===== Data to process

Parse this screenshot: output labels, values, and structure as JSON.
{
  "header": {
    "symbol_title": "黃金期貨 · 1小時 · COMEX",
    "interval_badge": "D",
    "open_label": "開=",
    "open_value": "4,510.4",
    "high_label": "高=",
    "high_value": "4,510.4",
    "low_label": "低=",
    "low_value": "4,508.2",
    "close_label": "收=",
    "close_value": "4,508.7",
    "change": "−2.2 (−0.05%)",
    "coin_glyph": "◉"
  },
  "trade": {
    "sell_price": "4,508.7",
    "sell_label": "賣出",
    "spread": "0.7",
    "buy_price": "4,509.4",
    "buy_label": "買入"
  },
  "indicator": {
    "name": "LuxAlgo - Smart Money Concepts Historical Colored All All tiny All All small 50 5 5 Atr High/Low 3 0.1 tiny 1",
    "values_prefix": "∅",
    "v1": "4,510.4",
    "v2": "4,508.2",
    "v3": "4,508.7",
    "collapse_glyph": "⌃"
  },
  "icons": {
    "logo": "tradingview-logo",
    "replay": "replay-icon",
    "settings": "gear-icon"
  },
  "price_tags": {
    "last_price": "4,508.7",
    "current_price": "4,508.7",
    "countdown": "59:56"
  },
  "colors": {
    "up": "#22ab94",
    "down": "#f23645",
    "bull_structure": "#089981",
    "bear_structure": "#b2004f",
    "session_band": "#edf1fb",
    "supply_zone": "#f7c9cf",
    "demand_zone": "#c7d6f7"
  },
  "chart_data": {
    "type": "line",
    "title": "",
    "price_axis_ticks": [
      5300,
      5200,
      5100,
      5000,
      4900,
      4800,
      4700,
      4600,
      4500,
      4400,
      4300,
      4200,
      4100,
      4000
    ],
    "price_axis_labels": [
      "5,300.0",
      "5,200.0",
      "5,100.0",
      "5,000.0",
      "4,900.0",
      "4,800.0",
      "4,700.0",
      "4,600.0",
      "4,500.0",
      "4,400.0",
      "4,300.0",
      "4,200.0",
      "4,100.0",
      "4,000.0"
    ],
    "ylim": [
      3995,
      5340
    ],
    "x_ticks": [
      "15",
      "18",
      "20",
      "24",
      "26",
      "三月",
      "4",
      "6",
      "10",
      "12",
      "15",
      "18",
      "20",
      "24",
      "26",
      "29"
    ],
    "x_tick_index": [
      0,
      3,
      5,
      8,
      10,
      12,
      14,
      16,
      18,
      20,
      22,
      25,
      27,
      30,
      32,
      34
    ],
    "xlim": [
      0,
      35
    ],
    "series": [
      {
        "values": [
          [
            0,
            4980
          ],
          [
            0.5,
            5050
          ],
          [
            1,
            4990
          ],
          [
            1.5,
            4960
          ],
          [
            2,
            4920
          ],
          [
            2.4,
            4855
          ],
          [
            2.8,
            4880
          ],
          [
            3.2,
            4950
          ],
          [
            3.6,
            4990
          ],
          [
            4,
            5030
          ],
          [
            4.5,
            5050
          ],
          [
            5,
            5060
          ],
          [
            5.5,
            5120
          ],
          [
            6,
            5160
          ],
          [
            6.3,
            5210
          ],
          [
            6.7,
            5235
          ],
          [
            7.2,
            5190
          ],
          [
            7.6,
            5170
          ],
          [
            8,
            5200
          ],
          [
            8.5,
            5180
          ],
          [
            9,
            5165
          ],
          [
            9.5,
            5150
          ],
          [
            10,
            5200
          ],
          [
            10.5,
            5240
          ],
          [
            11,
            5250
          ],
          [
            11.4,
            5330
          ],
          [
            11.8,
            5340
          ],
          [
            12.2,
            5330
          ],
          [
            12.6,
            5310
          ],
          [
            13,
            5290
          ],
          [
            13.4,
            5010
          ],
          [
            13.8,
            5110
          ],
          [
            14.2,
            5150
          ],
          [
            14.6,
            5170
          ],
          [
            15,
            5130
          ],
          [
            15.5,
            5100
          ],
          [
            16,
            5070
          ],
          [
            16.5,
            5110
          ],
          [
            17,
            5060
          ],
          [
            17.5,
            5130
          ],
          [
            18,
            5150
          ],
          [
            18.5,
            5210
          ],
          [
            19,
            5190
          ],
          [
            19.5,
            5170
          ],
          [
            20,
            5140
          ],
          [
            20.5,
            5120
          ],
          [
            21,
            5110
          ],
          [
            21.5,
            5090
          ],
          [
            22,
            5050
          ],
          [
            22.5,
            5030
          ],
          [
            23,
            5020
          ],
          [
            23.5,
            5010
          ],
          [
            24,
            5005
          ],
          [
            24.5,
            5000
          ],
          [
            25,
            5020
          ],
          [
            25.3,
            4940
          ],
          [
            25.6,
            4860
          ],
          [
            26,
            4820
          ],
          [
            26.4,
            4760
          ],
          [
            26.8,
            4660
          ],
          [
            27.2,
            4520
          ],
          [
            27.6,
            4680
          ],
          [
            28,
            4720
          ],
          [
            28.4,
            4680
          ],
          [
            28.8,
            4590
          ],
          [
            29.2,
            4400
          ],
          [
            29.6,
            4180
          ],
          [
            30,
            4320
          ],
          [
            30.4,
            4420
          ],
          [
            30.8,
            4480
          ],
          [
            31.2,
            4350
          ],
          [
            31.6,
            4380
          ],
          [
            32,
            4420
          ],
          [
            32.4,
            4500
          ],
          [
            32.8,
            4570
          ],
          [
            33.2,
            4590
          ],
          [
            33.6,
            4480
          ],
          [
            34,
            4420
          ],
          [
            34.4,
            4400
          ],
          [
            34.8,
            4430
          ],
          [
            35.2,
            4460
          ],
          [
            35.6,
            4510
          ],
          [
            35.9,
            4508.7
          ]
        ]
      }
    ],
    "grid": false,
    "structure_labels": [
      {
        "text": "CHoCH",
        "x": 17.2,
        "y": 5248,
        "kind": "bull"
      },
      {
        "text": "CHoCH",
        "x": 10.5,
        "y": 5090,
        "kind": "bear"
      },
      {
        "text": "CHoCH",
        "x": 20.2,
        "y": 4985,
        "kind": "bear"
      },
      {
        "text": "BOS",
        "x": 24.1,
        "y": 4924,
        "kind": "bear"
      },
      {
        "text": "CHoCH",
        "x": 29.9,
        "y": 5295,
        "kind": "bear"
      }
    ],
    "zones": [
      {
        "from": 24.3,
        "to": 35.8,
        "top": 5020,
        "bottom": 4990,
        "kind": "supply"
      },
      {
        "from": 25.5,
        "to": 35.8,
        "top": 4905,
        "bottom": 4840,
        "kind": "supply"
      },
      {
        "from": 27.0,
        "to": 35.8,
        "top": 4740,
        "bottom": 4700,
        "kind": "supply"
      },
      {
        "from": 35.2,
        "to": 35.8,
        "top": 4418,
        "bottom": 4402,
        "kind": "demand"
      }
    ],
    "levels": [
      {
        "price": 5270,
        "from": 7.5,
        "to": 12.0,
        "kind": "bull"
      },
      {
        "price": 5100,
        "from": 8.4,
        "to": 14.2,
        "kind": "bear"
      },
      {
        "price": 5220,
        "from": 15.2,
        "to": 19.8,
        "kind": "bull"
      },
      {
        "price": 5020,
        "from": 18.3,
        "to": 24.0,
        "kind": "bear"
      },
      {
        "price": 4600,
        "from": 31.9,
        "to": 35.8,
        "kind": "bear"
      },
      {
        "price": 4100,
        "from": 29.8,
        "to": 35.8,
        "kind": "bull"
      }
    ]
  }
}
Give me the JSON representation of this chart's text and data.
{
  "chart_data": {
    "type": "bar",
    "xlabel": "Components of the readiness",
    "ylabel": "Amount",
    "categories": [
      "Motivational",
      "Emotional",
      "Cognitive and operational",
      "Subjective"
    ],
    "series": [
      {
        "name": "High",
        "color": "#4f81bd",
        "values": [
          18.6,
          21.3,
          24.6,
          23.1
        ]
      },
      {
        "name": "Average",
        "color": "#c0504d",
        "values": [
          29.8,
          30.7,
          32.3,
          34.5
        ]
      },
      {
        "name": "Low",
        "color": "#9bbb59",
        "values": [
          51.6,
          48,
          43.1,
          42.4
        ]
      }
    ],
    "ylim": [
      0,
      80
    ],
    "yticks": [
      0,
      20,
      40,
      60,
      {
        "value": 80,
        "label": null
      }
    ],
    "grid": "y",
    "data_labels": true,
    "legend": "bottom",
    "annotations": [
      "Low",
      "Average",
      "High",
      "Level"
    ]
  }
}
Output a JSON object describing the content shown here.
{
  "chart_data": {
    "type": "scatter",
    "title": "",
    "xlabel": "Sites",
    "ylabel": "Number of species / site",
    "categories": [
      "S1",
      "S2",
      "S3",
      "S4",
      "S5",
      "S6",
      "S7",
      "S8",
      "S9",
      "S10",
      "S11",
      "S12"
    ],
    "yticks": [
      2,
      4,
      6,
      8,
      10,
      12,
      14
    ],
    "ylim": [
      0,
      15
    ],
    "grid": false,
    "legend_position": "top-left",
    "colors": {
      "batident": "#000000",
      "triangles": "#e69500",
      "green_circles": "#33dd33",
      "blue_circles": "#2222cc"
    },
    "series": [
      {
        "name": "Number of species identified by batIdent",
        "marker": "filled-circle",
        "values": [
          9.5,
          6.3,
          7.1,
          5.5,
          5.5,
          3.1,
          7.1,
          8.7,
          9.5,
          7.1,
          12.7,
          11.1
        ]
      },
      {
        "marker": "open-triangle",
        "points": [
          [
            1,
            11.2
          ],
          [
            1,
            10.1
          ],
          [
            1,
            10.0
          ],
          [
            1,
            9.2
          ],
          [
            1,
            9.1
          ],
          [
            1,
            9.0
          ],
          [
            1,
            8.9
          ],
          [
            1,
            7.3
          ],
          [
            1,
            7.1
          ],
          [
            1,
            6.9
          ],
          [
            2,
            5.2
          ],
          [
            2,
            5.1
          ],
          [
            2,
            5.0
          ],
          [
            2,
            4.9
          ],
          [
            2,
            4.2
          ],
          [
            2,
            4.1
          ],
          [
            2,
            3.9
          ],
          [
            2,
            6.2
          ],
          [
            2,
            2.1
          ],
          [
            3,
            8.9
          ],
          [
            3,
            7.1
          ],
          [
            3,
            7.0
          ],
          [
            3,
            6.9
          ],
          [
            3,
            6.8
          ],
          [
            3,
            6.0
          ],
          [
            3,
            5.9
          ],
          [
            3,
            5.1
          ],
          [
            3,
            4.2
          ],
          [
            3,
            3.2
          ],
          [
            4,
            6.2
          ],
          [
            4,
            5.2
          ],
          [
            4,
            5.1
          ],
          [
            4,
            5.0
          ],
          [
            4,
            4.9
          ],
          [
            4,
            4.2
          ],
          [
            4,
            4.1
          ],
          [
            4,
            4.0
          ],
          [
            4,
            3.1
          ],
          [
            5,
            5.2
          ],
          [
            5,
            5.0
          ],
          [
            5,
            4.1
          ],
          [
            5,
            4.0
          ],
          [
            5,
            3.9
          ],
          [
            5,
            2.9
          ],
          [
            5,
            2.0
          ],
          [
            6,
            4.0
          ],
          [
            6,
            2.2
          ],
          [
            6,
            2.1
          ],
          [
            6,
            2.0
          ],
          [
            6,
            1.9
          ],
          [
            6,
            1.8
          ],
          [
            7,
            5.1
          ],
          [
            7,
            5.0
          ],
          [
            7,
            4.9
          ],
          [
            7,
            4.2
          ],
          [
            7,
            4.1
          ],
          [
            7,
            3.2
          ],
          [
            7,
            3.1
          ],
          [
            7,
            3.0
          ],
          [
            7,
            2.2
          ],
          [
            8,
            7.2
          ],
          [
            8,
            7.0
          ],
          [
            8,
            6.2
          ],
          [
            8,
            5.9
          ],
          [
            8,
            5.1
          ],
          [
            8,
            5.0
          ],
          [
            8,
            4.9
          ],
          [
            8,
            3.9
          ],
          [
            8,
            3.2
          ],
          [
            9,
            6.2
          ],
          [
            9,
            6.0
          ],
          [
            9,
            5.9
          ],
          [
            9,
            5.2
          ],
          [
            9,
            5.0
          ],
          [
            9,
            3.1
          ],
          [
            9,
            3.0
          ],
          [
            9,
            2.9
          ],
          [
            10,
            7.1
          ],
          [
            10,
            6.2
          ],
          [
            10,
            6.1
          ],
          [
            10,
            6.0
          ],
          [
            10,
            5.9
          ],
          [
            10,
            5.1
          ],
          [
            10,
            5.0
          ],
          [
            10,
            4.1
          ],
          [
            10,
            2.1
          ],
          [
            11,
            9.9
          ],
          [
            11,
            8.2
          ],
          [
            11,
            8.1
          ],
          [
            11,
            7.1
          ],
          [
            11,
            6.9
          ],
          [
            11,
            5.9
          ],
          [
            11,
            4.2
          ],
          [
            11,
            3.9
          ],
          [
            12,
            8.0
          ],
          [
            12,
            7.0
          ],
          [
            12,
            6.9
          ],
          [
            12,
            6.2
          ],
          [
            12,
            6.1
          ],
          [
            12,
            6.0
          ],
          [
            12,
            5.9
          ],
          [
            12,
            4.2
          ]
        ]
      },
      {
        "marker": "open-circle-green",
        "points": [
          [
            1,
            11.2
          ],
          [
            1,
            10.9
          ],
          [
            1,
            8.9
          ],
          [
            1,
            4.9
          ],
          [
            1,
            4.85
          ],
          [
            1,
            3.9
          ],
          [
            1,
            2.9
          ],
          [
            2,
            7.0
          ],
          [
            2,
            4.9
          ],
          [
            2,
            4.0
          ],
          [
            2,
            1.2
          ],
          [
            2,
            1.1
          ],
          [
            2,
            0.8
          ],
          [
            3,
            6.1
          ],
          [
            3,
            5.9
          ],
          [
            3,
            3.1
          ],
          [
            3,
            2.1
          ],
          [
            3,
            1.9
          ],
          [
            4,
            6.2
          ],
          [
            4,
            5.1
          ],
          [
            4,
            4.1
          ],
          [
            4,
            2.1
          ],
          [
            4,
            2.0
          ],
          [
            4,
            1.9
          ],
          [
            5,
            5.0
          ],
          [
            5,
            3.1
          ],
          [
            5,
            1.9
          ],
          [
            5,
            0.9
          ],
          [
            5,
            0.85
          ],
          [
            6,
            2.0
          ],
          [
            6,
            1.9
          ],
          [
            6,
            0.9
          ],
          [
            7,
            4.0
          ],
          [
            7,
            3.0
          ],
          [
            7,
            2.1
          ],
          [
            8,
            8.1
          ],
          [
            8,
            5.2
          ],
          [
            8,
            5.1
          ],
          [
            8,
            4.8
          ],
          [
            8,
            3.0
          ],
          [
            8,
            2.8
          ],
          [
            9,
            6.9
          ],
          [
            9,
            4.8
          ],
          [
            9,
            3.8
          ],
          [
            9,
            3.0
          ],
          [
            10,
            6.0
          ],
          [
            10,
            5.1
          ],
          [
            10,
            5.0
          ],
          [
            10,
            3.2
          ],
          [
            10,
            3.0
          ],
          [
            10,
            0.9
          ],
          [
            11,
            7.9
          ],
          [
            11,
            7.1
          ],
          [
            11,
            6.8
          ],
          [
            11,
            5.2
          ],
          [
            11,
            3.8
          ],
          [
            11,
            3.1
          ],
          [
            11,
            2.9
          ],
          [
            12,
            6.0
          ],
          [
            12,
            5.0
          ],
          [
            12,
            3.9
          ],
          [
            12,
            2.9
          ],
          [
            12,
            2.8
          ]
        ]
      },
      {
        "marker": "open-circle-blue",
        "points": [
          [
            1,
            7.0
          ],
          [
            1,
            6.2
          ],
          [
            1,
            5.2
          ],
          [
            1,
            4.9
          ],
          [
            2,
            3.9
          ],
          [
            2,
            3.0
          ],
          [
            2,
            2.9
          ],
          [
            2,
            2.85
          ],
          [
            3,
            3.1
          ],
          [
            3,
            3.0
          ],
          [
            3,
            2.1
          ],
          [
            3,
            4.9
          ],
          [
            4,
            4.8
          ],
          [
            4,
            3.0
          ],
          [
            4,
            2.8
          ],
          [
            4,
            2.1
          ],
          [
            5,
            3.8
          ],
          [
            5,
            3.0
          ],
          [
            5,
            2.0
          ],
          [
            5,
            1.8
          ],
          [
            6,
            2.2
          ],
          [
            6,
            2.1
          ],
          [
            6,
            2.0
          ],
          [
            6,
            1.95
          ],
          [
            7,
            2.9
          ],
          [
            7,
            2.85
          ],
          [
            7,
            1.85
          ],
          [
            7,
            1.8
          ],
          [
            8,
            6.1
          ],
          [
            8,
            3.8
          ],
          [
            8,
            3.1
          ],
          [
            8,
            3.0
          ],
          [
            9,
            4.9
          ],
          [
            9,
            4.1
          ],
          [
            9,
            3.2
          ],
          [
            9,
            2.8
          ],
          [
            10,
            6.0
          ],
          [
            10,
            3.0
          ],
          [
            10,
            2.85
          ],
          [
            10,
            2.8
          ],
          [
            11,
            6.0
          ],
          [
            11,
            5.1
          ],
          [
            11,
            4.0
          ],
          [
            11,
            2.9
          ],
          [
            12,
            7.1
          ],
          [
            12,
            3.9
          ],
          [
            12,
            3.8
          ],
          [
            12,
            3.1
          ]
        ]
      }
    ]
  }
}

==========

**Given instruction**:
Show every line from the listing above in which the string "name" appears.

**Answer**:
    "name": "LuxAlgo - Smart Money Concepts Historical Colored All All tiny All All small 50 5 5 Atr High/Low 3 0.1 tiny 1",
        "name": "High",
        "name": "Average",
        "name": "Low",
        "name": "Number of species identified by batIdent",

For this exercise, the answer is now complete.